* AIM OF THE TASK *
Restate each of the lines below word for word and drop every picture.
=== SUPPLIED RECORDS ===
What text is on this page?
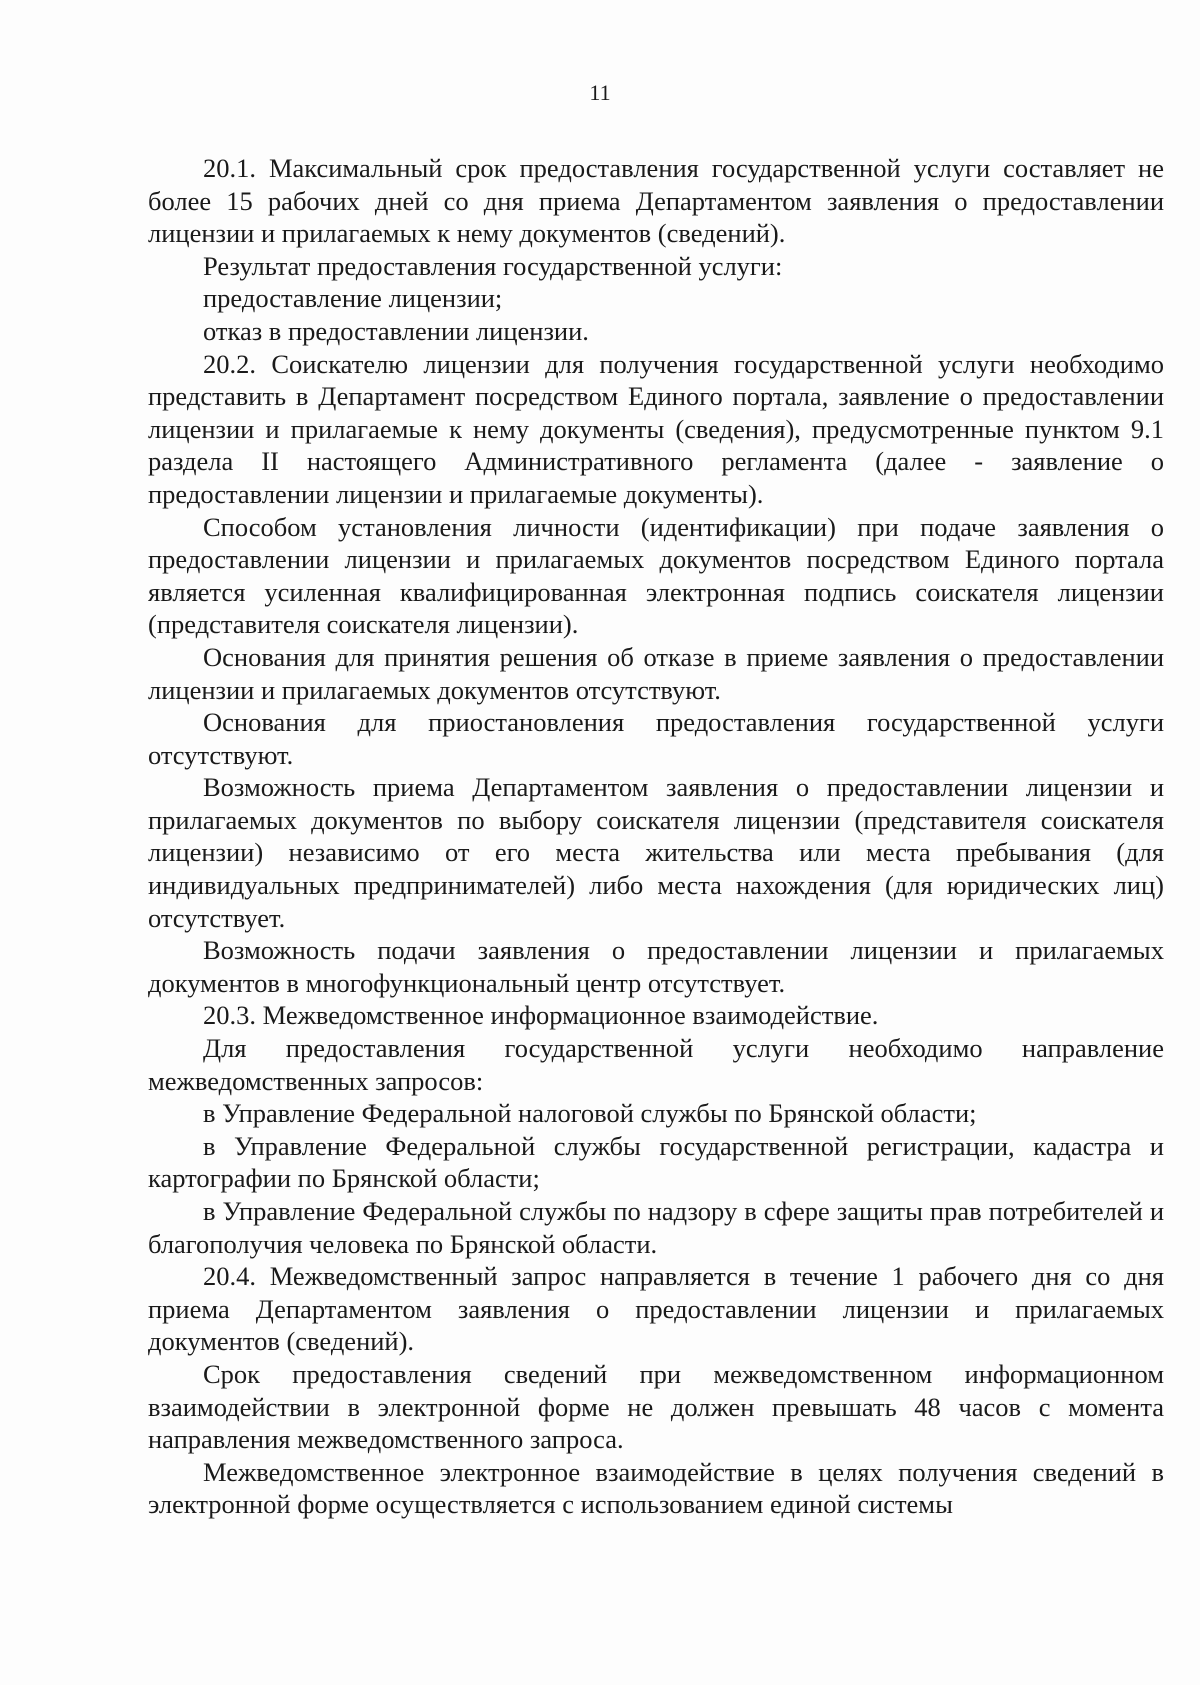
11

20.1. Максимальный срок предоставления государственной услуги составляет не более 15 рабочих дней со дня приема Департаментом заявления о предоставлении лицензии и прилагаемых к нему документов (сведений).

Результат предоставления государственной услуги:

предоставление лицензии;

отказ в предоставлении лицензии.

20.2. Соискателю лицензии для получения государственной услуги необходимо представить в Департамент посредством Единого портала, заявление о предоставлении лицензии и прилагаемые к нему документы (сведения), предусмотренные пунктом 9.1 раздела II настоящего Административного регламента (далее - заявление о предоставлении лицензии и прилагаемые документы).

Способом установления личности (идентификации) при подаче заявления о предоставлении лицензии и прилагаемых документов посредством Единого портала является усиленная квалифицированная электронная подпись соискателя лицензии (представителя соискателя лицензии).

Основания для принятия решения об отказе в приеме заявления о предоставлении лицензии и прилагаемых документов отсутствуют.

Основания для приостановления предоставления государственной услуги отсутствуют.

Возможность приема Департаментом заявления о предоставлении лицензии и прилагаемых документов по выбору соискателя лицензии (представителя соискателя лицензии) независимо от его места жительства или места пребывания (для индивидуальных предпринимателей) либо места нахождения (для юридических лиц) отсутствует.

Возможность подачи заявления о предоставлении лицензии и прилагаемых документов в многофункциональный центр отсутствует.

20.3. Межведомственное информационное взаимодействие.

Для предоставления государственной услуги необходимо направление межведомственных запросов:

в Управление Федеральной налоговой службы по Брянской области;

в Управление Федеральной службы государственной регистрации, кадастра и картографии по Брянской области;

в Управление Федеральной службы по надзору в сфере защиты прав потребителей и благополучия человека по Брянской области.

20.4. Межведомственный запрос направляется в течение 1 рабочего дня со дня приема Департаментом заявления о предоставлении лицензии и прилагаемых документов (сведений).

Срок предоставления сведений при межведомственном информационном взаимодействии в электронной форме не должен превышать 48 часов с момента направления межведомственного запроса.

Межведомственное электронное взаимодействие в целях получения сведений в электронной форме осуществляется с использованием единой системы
===
* TASK SOLUTION *
What text is on this page?
11

20.1. Максимальный срок предоставления государственной услуги составляет не более 15 рабочих дней со дня приема Департаментом заявления о предоставлении лицензии и прилагаемых к нему документов (сведений).

Результат предоставления государственной услуги:

предоставление лицензии;

отказ в предоставлении лицензии.

20.2. Соискателю лицензии для получения государственной услуги необходимо представить в Департамент посредством Единого портала, заявление о предоставлении лицензии и прилагаемые к нему документы (сведения), предусмотренные пунктом 9.1 раздела II настоящего Административного регламента (далее - заявление о предоставлении лицензии и прилагаемые документы).

Способом установления личности (идентификации) при подаче заявления о предоставлении лицензии и прилагаемых документов посредством Единого портала является усиленная квалифицированная электронная подпись соискателя лицензии (представителя соискателя лицензии).

Основания для принятия решения об отказе в приеме заявления о предоставлении лицензии и прилагаемых документов отсутствуют.

Основания для приостановления предоставления государственной услуги отсутствуют.

Возможность приема Департаментом заявления о предоставлении лицензии и прилагаемых документов по выбору соискателя лицензии (представителя соискателя лицензии) независимо от его места жительства или места пребывания (для индивидуальных предпринимателей) либо места нахождения (для юридических лиц) отсутствует.

Возможность подачи заявления о предоставлении лицензии и прилагаемых документов в многофункциональный центр отсутствует.

20.3. Межведомственное информационное взаимодействие.

Для предоставления государственной услуги необходимо направление межведомственных запросов:

в Управление Федеральной налоговой службы по Брянской области;

в Управление Федеральной службы государственной регистрации, кадастра и картографии по Брянской области;

в Управление Федеральной службы по надзору в сфере защиты прав потребителей и благополучия человека по Брянской области.

20.4. Межведомственный запрос направляется в течение 1 рабочего дня со дня приема Департаментом заявления о предоставлении лицензии и прилагаемых документов (сведений).

Срок предоставления сведений при межведомственном информационном взаимодействии в электронной форме не должен превышать 48 часов с момента направления межведомственного запроса.

Межведомственное электронное взаимодействие в целях получения сведений в электронной форме осуществляется с использованием единой системы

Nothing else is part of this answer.